## EXERCISE OBJECTIVE
Format the lines of the listing as a JSON list of strings, one string per line and no blank lines, beginning with the first line and continuing through the line containing "- x-tick-label: 4: [455, 837, 467, 862]". Leave out every line after that one.

Extracted records
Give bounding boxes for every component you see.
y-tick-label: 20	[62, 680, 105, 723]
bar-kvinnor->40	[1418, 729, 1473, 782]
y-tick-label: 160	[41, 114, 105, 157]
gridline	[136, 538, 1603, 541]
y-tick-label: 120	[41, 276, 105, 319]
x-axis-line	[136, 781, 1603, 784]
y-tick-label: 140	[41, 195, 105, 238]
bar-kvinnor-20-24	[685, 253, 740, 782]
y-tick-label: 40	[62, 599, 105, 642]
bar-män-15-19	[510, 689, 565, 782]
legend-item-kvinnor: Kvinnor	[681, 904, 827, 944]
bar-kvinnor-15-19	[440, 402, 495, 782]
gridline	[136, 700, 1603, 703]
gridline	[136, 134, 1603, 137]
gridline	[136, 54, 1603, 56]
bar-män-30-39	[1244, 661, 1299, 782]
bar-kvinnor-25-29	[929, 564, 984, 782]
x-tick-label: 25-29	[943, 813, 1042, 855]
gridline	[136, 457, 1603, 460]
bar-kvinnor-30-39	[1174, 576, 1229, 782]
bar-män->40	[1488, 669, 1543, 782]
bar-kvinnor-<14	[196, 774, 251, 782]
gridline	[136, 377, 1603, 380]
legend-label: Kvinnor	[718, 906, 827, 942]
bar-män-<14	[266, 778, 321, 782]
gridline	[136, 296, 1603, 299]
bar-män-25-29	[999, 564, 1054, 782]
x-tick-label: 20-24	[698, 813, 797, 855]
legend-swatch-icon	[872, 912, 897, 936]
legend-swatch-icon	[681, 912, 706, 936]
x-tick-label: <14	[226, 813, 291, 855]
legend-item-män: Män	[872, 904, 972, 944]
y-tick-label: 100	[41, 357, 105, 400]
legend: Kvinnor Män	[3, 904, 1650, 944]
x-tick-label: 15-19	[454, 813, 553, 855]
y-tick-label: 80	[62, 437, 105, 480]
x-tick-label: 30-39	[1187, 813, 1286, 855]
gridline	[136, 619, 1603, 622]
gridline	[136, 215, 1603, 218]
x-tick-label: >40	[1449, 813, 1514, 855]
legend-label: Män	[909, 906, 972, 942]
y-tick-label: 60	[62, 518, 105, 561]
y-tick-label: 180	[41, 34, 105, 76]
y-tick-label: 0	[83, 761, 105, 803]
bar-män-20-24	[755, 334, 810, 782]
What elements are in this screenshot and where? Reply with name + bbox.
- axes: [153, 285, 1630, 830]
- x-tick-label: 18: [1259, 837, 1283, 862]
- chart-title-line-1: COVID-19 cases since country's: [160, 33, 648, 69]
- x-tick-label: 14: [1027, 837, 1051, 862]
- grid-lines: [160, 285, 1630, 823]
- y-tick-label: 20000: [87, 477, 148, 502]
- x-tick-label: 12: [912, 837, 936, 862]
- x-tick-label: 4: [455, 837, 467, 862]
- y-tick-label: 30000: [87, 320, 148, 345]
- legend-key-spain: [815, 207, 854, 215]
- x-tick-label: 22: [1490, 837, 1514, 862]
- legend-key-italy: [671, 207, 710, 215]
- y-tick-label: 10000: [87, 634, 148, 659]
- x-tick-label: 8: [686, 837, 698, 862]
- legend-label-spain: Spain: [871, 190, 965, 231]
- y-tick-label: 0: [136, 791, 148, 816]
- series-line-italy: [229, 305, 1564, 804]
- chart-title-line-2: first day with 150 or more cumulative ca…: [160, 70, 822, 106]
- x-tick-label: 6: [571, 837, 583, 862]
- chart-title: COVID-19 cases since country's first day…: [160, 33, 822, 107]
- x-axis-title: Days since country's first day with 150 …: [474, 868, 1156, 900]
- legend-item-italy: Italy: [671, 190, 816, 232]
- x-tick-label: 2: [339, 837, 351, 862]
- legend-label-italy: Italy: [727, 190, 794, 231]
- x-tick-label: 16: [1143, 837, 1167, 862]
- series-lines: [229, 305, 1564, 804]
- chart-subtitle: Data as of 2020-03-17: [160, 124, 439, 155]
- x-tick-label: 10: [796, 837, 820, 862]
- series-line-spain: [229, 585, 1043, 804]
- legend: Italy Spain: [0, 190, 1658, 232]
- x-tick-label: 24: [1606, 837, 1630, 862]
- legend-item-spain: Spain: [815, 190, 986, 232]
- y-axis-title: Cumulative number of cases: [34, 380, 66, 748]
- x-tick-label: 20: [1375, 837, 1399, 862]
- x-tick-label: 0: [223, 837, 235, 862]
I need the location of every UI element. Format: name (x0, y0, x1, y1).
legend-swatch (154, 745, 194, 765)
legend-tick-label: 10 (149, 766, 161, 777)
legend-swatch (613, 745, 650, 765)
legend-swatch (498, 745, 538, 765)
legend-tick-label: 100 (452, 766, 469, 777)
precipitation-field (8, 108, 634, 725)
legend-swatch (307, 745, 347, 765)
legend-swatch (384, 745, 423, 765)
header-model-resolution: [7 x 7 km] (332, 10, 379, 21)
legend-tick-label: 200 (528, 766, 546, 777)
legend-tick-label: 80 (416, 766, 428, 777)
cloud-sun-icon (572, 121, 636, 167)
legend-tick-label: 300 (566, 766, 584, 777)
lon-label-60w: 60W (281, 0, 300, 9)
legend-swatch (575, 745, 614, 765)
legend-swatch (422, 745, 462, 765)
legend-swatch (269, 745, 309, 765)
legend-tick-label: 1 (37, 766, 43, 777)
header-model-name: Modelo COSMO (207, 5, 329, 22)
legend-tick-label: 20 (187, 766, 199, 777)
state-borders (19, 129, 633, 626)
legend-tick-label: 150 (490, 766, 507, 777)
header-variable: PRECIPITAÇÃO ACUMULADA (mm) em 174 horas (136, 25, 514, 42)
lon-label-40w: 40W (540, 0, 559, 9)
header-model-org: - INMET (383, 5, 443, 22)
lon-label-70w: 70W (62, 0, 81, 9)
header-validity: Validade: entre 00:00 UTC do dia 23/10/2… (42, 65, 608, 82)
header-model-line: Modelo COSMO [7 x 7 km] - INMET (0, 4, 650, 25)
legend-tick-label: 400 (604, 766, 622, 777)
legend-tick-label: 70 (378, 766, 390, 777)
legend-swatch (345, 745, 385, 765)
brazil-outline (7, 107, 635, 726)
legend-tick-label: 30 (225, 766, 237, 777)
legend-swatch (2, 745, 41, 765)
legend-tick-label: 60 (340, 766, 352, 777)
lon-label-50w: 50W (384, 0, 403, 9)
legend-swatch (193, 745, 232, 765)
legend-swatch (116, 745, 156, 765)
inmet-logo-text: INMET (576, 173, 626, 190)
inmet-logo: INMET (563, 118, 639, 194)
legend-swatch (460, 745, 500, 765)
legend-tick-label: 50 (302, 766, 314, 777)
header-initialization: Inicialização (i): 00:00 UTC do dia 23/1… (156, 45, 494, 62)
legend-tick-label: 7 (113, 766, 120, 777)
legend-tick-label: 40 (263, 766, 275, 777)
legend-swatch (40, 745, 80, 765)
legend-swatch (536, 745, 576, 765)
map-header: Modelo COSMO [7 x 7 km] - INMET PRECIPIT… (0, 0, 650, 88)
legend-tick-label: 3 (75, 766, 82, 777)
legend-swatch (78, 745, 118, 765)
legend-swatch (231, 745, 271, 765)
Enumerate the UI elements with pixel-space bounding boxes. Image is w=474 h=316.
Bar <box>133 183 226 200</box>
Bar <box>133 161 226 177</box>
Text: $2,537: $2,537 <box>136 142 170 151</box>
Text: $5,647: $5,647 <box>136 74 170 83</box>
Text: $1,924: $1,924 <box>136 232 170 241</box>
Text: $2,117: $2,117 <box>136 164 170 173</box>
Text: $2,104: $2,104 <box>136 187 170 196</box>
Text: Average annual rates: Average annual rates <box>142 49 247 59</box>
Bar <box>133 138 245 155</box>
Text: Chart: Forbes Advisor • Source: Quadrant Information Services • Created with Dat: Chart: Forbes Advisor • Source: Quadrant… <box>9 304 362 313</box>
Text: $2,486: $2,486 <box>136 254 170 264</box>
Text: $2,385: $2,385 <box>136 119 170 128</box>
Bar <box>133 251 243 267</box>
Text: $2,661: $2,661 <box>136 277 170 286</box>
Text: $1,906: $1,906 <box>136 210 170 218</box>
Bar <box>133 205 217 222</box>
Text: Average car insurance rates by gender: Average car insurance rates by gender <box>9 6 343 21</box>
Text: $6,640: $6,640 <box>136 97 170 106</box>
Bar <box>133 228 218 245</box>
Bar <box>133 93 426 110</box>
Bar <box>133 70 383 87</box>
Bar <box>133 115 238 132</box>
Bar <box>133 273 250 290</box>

## SOLVED EXERCISE
[
  "Give bounding boxes for every component you see.",
  "y-tick-label: 20\t[62, 680, 105, 723]",
  "bar-kvinnor->40\t[1418, 729, 1473, 782]",
  "y-tick-label: 160\t[41, 114, 105, 157]",
  "gridline\t[136, 538, 1603, 541]",
  "y-tick-label: 120\t[41, 276, 105, 319]",
  "x-axis-line\t[136, 781, 1603, 784]",
  "y-tick-label: 140\t[41, 195, 105, 238]",
  "bar-kvinnor-20-24\t[685, 253, 740, 782]",
  "y-tick-label: 40\t[62, 599, 105, 642]",
  "bar-män-15-19\t[510, 689, 565, 782]",
  "legend-item-kvinnor: Kvinnor\t[681, 904, 827, 944]",
  "bar-kvinnor-15-19\t[440, 402, 495, 782]",
  "gridline\t[136, 700, 1603, 703]",
  "gridline\t[136, 134, 1603, 137]",
  "gridline\t[136, 54, 1603, 56]",
  "bar-män-30-39\t[1244, 661, 1299, 782]",
  "bar-kvinnor-25-29\t[929, 564, 984, 782]",
  "x-tick-label: 25-29\t[943, 813, 1042, 855]",
  "gridline\t[136, 457, 1603, 460]",
  "bar-kvinnor-30-39\t[1174, 576, 1229, 782]",
  "bar-män->40\t[1488, 669, 1543, 782]",
  "bar-kvinnor-<14\t[196, 774, 251, 782]",
  "gridline\t[136, 377, 1603, 380]",
  "legend-label: Kvinnor\t[718, 906, 827, 942]",
  "bar-män-<14\t[266, 778, 321, 782]",
  "gridline\t[136, 296, 1603, 299]",
  "bar-män-25-29\t[999, 564, 1054, 782]",
  "x-tick-label: 20-24\t[698, 813, 797, 855]",
  "legend-swatch-icon\t[872, 912, 897, 936]",
  "legend-swatch-icon\t[681, 912, 706, 936]",
  "x-tick-label: <14\t[226, 813, 291, 855]",
  "legend-item-män: Män\t[872, 904, 972, 944]",
  "y-tick-label: 100\t[41, 357, 105, 400]",
  "legend: Kvinnor Män\t[3, 904, 1650, 944]",
  "x-tick-label: 15-19\t[454, 813, 553, 855]",
  "y-tick-label: 80\t[62, 437, 105, 480]",
  "x-tick-label: 30-39\t[1187, 813, 1286, 855]",
  "gridline\t[136, 619, 1603, 622]",
  "gridline\t[136, 215, 1603, 218]",
  "x-tick-label: >40\t[1449, 813, 1514, 855]",
  "legend-label: Män\t[909, 906, 972, 942]",
  "y-tick-label: 60\t[62, 518, 105, 561]",
  "y-tick-label: 180\t[41, 34, 105, 76]",
  "y-tick-label: 0\t[83, 761, 105, 803]",
  "bar-män-20-24\t[755, 334, 810, 782]",
  "What elements are in this screenshot and where? Reply with name + bbox.",
  "- axes: [153, 285, 1630, 830]",
  "- x-tick-label: 18: [1259, 837, 1283, 862]",
  "- chart-title-line-1: COVID-19 cases since country's: [160, 33, 648, 69]",
  "- x-tick-label: 14: [1027, 837, 1051, 862]",
  "- grid-lines: [160, 285, 1630, 823]",
  "- y-tick-label: 20000: [87, 477, 148, 502]",
  "- x-tick-label: 12: [912, 837, 936, 862]",
  "- x-tick-label: 4: [455, 837, 467, 862]"
]